**REQUIRED TASK**
Lines containing the word "JSON" are the ones to copy from the records below.

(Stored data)
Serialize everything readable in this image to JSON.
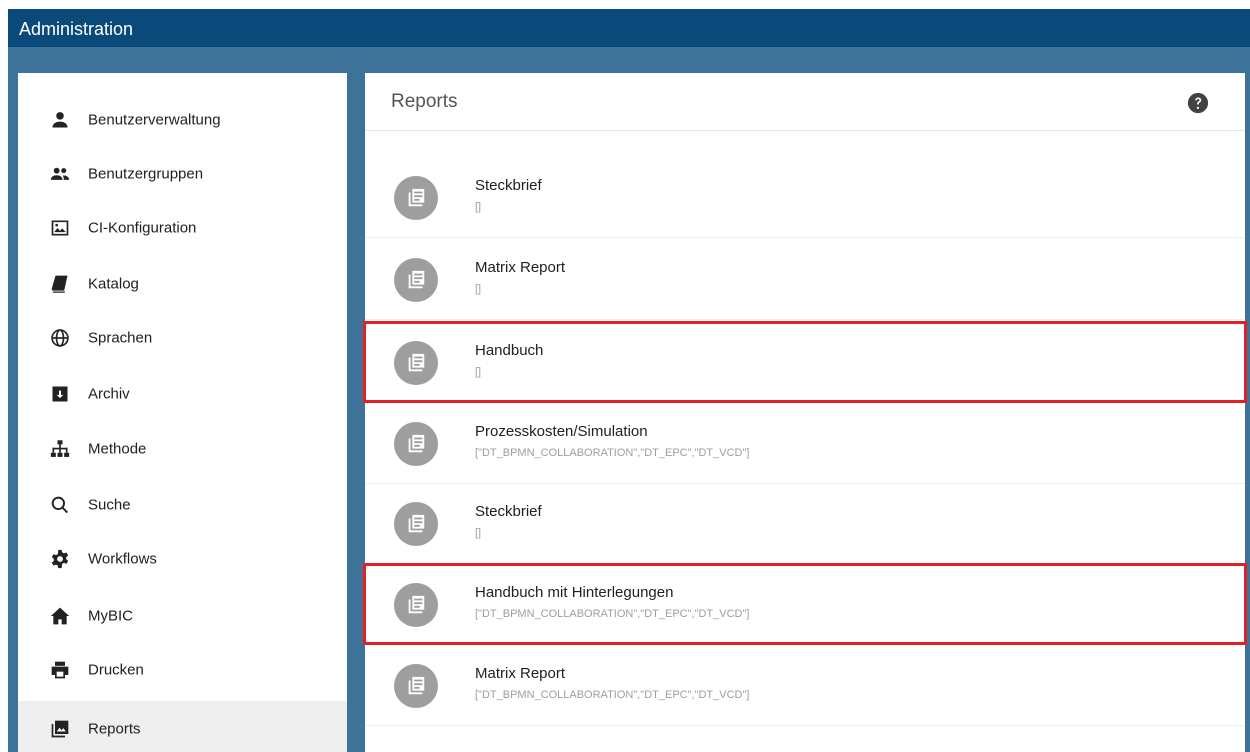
{
  "app": {
    "title": "Administration"
  },
  "sidebar": {
    "items": [
      {
        "label": "Benutzerverwaltung",
        "icon": "person-icon"
      },
      {
        "label": "Benutzergruppen",
        "icon": "people-icon"
      },
      {
        "label": "CI-Konfiguration",
        "icon": "image-icon"
      },
      {
        "label": "Katalog",
        "icon": "book-icon"
      },
      {
        "label": "Sprachen",
        "icon": "globe-icon"
      },
      {
        "label": "Archiv",
        "icon": "archive-icon"
      },
      {
        "label": "Methode",
        "icon": "sitemap-icon"
      },
      {
        "label": "Suche",
        "icon": "search-icon"
      },
      {
        "label": "Workflows",
        "icon": "gear-icon"
      },
      {
        "label": "MyBIC",
        "icon": "home-icon"
      },
      {
        "label": "Drucken",
        "icon": "print-icon"
      },
      {
        "label": "Reports",
        "icon": "photo-library-icon",
        "active": true
      }
    ]
  },
  "panel": {
    "title": "Reports",
    "help_icon": "help-icon"
  },
  "reports": [
    {
      "title": "Steckbrief",
      "subtitle": "[]"
    },
    {
      "title": "Matrix Report",
      "subtitle": "[]"
    },
    {
      "title": "Handbuch",
      "subtitle": "[]",
      "highlighted": true
    },
    {
      "title": "Prozesskosten/Simulation",
      "subtitle": "[\"DT_BPMN_COLLABORATION\",\"DT_EPC\",\"DT_VCD\"]"
    },
    {
      "title": "Steckbrief",
      "subtitle": "[]"
    },
    {
      "title": "Handbuch mit Hinterlegungen",
      "subtitle": "[\"DT_BPMN_COLLABORATION\",\"DT_EPC\",\"DT_VCD\"]",
      "highlighted": true
    },
    {
      "title": "Matrix Report",
      "subtitle": "[\"DT_BPMN_COLLABORATION\",\"DT_EPC\",\"DT_VCD\"]"
    }
  ],
  "colors": {
    "topbar": "#0a4a7a",
    "background": "#3d7398",
    "highlight": "#e32025",
    "avatar": "#9e9e9e"
  }
}
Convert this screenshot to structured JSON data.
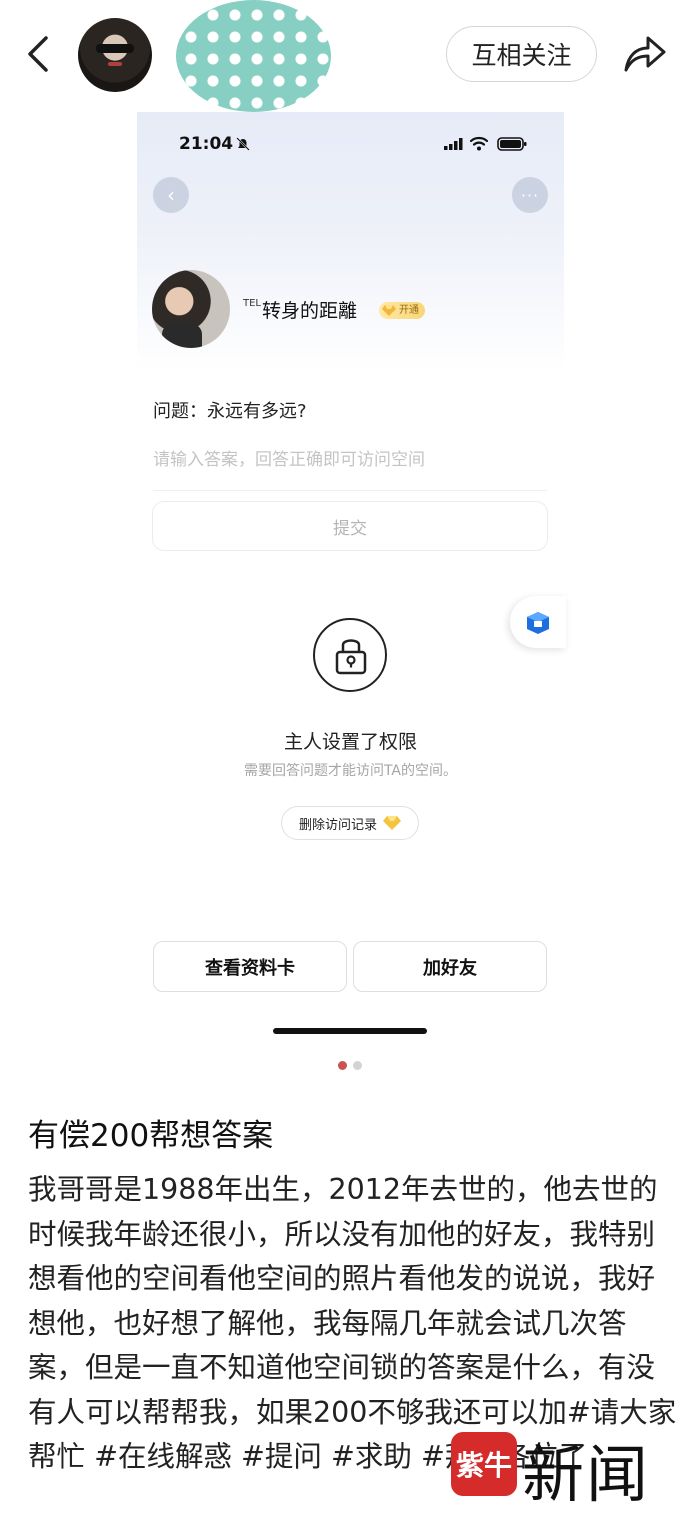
{
  "header": {
    "follow_label": "互相关注",
    "icons": [
      "chevron-left-icon",
      "share-icon"
    ]
  },
  "screenshot": {
    "status_time": "21:04",
    "owner_name_prefix": "TEL",
    "owner_name": "转身的距離",
    "vip_badge": "开通",
    "question": "问题：永远有多远?",
    "answer_placeholder": "请输入答案，回答正确即可访问空间",
    "submit_label": "提交",
    "permission_title": "主人设置了权限",
    "permission_subtitle": "需要回答问题才能访问TA的空间。",
    "delete_record_label": "删除访问记录",
    "view_card_label": "查看资料卡",
    "add_friend_label": "加好友"
  },
  "carousel": {
    "current": 1,
    "total": 2
  },
  "post": {
    "title": "有偿200帮想答案",
    "body": "我哥哥是1988年出生，2012年去世的，他去世的时候我年龄还很小，所以没有加他的好友，我特别想看他的空间看他空间的照片看他发的说说，我好想他，也好想了解他，我每隔几年就会试几次答案，但是一直不知道他空间锁的答案是什么，有没有人可以帮帮我，如果200不够我还可以加",
    "tags": [
      "#请大家帮忙",
      "#在线解惑",
      "#提问",
      "#求助",
      "#拜托各位了"
    ]
  },
  "watermark": {
    "seal_text": "紫牛",
    "text": "新闻"
  },
  "colors": {
    "accent_dot": "#c8534f",
    "vip_gold": "#f7d675",
    "watermark_red": "#d62b2b"
  }
}
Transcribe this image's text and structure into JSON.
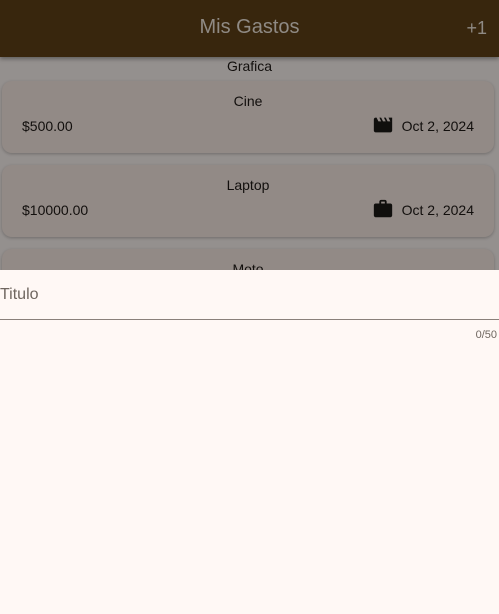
{
  "app_bar": {
    "title": "Mis Gastos",
    "action_label": "+1"
  },
  "list": {
    "section_label": "Grafica",
    "expenses": [
      {
        "title": "Cine",
        "amount": "$500.00",
        "date": "Oct 2, 2024",
        "icon": "movie-icon"
      },
      {
        "title": "Laptop",
        "amount": "$10000.00",
        "date": "Oct 2, 2024",
        "icon": "work-icon"
      },
      {
        "title": "Moto"
      }
    ]
  },
  "sheet": {
    "title_field": {
      "value": "",
      "placeholder": "Titulo",
      "counter": "0/50"
    }
  },
  "colors": {
    "app_bar": "#38260d",
    "surface": "#fff8f5",
    "card": "#fbeee7",
    "text": "#201a17"
  }
}
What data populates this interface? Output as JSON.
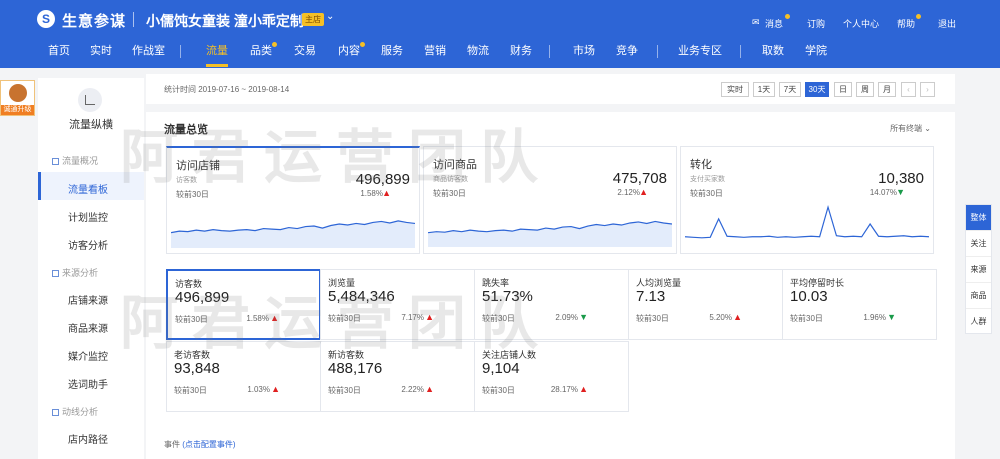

**EXERCISE RESPONSE**
Serialize everything readable in this image to JSON.
Convert this screenshot to structured JSON data.
Transcribe this image's text and structure into JSON.
What data populates this interface? Output as JSON.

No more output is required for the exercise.